**WHAT YOU HAVE TO DO**
Your task is to reproduce the entries below word for word.

[START OF RAW RECORDS]

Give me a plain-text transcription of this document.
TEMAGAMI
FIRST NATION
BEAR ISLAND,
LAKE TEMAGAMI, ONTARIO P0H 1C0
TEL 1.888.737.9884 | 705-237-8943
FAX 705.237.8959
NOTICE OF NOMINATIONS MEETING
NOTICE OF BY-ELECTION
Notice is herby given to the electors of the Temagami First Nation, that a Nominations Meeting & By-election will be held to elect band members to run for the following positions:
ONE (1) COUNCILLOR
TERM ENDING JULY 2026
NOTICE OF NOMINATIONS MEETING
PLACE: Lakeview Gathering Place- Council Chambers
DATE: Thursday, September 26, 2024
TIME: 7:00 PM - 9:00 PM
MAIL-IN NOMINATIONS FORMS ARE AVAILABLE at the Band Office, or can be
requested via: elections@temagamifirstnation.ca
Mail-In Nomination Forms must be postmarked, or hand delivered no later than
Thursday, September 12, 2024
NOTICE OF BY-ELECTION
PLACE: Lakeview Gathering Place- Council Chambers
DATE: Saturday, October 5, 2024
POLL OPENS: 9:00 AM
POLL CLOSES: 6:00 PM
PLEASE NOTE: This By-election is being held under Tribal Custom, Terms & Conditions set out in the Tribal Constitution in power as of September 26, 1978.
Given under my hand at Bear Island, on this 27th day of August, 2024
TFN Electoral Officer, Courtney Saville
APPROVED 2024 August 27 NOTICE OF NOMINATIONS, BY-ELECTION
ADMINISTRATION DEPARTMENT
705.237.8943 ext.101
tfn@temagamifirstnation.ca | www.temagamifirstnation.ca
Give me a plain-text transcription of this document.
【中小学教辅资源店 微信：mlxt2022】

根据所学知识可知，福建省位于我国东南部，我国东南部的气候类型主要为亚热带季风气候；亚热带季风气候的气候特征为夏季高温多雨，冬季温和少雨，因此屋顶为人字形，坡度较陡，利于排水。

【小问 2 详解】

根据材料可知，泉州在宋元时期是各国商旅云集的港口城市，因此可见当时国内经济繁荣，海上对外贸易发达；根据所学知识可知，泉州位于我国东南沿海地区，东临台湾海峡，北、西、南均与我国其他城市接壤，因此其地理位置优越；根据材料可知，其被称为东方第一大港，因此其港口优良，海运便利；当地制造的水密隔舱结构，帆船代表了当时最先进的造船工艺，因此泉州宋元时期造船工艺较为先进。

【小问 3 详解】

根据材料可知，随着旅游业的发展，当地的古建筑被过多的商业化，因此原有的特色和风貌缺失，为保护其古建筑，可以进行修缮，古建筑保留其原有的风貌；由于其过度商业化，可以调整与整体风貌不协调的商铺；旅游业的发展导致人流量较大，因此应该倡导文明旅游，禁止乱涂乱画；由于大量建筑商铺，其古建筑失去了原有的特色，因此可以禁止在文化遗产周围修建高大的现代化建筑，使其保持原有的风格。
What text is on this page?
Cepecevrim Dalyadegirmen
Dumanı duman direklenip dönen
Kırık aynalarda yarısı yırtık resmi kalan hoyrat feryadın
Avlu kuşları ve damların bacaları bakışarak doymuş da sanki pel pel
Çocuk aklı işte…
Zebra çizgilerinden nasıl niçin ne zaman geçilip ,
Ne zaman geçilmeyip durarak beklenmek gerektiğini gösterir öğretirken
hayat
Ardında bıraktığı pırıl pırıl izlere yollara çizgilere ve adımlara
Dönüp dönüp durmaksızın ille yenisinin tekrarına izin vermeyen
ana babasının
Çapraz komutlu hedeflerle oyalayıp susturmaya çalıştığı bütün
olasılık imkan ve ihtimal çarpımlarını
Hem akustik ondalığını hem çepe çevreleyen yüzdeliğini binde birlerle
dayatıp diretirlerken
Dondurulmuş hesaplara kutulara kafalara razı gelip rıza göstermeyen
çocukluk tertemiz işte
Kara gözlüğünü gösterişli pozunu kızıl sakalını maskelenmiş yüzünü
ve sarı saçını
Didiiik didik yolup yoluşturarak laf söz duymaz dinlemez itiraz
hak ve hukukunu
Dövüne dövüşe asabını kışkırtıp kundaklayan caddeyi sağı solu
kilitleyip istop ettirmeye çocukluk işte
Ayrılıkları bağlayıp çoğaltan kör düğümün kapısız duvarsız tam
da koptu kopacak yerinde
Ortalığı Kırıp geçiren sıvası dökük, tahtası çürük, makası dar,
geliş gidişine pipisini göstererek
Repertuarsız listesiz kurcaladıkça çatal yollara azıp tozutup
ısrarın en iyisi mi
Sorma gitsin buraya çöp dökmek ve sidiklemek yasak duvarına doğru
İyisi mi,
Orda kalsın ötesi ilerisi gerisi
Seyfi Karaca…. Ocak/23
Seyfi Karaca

[END OF RAW RECORDS]

**SOLUTION TO THE PROBLEM**
Give me a plain-text transcription of this document.
TEMAGAMI
FIRST NATION
BEAR ISLAND,
LAKE TEMAGAMI, ONTARIO P0H 1C0
TEL 1.888.737.9884 | 705-237-8943
FAX 705.237.8959
NOTICE OF NOMINATIONS MEETING
NOTICE OF BY-ELECTION
Notice is herby given to the electors of the Temagami First Nation, that a Nominations Meeting & By-election will be held to elect band members to run for the following positions:
ONE (1) COUNCILLOR
TERM ENDING JULY 2026
NOTICE OF NOMINATIONS MEETING
PLACE: Lakeview Gathering Place- Council Chambers
DATE: Thursday, September 26, 2024
TIME: 7:00 PM - 9:00 PM
MAIL-IN NOMINATIONS FORMS ARE AVAILABLE at the Band Office, or can be
requested via: elections@temagamifirstnation.ca
Mail-In Nomination Forms must be postmarked, or hand delivered no later than
Thursday, September 12, 2024
NOTICE OF BY-ELECTION
PLACE: Lakeview Gathering Place- Council Chambers
DATE: Saturday, October 5, 2024
POLL OPENS: 9:00 AM
POLL CLOSES: 6:00 PM
PLEASE NOTE: This By-election is being held under Tribal Custom, Terms & Conditions set out in the Tribal Constitution in power as of September 26, 1978.
Given under my hand at Bear Island, on this 27th day of August, 2024
TFN Electoral Officer, Courtney Saville
APPROVED 2024 August 27 NOTICE OF NOMINATIONS, BY-ELECTION
ADMINISTRATION DEPARTMENT
705.237.8943 ext.101
tfn@temagamifirstnation.ca | www.temagamifirstnation.ca
Give me a plain-text transcription of this document.
【中小学教辅资源店 微信：mlxt2022】

根据所学知识可知，福建省位于我国东南部，我国东南部的气候类型主要为亚热带季风气候；亚热带季风气候的气候特征为夏季高温多雨，冬季温和少雨，因此屋顶为人字形，坡度较陡，利于排水。

【小问 2 详解】

根据材料可知，泉州在宋元时期是各国商旅云集的港口城市，因此可见当时国内经济繁荣，海上对外贸易发达；根据所学知识可知，泉州位于我国东南沿海地区，东临台湾海峡，北、西、南均与我国其他城市接壤，因此其地理位置优越；根据材料可知，其被称为东方第一大港，因此其港口优良，海运便利；当地制造的水密隔舱结构，帆船代表了当时最先进的造船工艺，因此泉州宋元时期造船工艺较为先进。

【小问 3 详解】

根据材料可知，随着旅游业的发展，当地的古建筑被过多的商业化，因此原有的特色和风貌缺失，为保护其古建筑，可以进行修缮，古建筑保留其原有的风貌；由于其过度商业化，可以调整与整体风貌不协调的商铺；旅游业的发展导致人流量较大，因此应该倡导文明旅游，禁止乱涂乱画；由于大量建筑商铺，其古建筑失去了原有的特色，因此可以禁止在文化遗产周围修建高大的现代化建筑，使其保持原有的风格。
What text is on this page?
Cepecevrim Dalyadegirmen
Dumanı duman direklenip dönen
Kırık aynalarda yarısı yırtık resmi kalan hoyrat feryadın
Avlu kuşları ve damların bacaları bakışarak doymuş da sanki pel pel
Çocuk aklı işte…
Zebra çizgilerinden nasıl niçin ne zaman geçilip ,
Ne zaman geçilmeyip durarak beklenmek gerektiğini gösterir öğretirken
hayat
Ardında bıraktığı pırıl pırıl izlere yollara çizgilere ve adımlara
Dönüp dönüp durmaksızın ille yenisinin tekrarına izin vermeyen
ana babasının
Çapraz komutlu hedeflerle oyalayıp susturmaya çalıştığı bütün
olasılık imkan ve ihtimal çarpımlarını
Hem akustik ondalığını hem çepe çevreleyen yüzdeliğini binde birlerle
dayatıp diretirlerken
Dondurulmuş hesaplara kutulara kafalara razı gelip rıza göstermeyen
çocukluk tertemiz işte
Kara gözlüğünü gösterişli pozunu kızıl sakalını maskelenmiş yüzünü
ve sarı saçını
Didiiik didik yolup yoluşturarak laf söz duymaz dinlemez itiraz
hak ve hukukunu
Dövüne dövüşe asabını kışkırtıp kundaklayan caddeyi sağı solu
kilitleyip istop ettirmeye çocukluk işte
Ayrılıkları bağlayıp çoğaltan kör düğümün kapısız duvarsız tam
da koptu kopacak yerinde
Ortalığı Kırıp geçiren sıvası dökük, tahtası çürük, makası dar,
geliş gidişine pipisini göstererek
Repertuarsız listesiz kurcaladıkça çatal yollara azıp tozutup
ısrarın en iyisi mi
Sorma gitsin buraya çöp dökmek ve sidiklemek yasak duvarına doğru
İyisi mi,
Orda kalsın ötesi ilerisi gerisi
Seyfi Karaca…. Ocak/23
Seyfi Karaca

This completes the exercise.